• YOUR TASK:
List all the lines in these records that hold "лазера".

--- START OF SOURCE MATERIAL ---

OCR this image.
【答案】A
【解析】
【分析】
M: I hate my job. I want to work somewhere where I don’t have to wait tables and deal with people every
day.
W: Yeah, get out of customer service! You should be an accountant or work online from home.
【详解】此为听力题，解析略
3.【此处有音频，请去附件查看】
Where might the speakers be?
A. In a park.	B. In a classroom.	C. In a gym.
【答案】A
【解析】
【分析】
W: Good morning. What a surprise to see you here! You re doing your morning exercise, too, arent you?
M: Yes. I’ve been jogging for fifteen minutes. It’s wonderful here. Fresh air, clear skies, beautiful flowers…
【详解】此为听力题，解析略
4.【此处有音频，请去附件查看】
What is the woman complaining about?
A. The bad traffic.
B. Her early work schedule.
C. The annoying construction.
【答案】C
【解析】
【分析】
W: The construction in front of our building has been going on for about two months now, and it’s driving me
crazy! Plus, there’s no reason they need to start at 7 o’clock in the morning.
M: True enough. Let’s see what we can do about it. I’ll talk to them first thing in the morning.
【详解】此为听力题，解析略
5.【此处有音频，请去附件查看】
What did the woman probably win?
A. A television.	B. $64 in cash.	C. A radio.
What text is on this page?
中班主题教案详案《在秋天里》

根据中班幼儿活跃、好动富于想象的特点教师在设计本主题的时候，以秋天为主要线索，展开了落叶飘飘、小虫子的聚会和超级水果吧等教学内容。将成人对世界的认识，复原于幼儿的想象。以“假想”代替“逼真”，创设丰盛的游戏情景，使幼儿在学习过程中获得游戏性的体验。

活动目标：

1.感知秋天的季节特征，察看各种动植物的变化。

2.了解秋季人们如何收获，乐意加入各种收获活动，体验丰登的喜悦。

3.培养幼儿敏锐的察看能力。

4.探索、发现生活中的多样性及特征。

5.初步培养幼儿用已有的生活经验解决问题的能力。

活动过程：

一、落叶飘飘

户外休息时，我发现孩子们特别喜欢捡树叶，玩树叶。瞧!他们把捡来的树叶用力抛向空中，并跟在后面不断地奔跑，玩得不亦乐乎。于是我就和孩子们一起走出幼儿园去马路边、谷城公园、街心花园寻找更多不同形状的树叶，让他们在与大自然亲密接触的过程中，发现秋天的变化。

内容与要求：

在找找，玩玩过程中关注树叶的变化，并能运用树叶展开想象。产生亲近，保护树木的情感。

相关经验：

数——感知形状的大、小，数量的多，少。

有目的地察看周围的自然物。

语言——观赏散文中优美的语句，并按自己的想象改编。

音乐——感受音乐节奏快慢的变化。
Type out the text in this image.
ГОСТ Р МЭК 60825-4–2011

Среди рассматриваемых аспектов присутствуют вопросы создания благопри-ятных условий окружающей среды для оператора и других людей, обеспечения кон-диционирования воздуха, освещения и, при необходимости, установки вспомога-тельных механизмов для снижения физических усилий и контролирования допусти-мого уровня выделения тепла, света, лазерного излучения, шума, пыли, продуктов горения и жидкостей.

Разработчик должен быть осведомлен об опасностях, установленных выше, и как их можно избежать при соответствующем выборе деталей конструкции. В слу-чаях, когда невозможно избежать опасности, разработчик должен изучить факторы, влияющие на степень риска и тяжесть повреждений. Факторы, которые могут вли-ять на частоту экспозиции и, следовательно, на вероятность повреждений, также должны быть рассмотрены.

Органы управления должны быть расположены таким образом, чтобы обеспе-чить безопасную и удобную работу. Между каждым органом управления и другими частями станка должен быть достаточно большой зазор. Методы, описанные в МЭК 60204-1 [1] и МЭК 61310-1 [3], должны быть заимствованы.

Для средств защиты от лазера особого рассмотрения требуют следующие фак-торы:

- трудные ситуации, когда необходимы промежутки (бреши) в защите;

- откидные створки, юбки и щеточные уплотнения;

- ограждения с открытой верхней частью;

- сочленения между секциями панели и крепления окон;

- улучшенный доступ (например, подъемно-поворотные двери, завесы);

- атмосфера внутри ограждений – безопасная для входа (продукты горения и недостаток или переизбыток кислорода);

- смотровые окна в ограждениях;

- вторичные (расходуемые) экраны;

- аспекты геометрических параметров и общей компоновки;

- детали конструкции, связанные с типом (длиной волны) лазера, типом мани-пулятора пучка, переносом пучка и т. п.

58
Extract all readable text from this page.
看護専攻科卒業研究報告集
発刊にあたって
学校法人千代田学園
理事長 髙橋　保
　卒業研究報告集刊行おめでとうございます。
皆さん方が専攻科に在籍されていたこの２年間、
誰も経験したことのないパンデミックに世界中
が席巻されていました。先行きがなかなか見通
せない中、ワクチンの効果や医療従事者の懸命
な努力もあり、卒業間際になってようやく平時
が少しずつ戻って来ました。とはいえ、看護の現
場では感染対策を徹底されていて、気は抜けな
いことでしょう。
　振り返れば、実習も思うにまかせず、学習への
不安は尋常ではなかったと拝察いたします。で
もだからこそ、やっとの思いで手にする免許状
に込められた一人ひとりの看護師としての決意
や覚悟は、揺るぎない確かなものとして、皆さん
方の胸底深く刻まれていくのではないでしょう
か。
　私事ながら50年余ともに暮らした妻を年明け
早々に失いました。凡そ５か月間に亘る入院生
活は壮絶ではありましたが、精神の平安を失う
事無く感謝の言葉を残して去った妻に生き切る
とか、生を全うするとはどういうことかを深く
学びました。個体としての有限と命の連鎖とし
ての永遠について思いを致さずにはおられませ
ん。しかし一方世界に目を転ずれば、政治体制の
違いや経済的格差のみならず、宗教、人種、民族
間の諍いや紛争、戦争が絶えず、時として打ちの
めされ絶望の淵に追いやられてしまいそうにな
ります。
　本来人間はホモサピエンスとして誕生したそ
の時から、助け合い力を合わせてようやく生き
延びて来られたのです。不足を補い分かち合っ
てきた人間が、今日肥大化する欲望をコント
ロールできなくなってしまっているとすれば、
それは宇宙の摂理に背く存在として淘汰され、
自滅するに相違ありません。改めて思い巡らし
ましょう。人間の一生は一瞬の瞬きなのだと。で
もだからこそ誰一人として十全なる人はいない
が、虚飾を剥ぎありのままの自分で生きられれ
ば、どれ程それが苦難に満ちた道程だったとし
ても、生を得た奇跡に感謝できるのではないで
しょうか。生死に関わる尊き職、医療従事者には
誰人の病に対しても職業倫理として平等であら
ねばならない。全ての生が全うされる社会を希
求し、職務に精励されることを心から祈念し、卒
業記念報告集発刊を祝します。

--- END OF SOURCE MATERIAL ---

• RESPONSE TO THE TASK:
Для средств защиты от лазера особого рассмотрения требуют следующие фак-торы:
- детали конструкции, связанные с типом (длиной волны) лазера, типом мани-пулятора пучка, переносом пучка и т. п.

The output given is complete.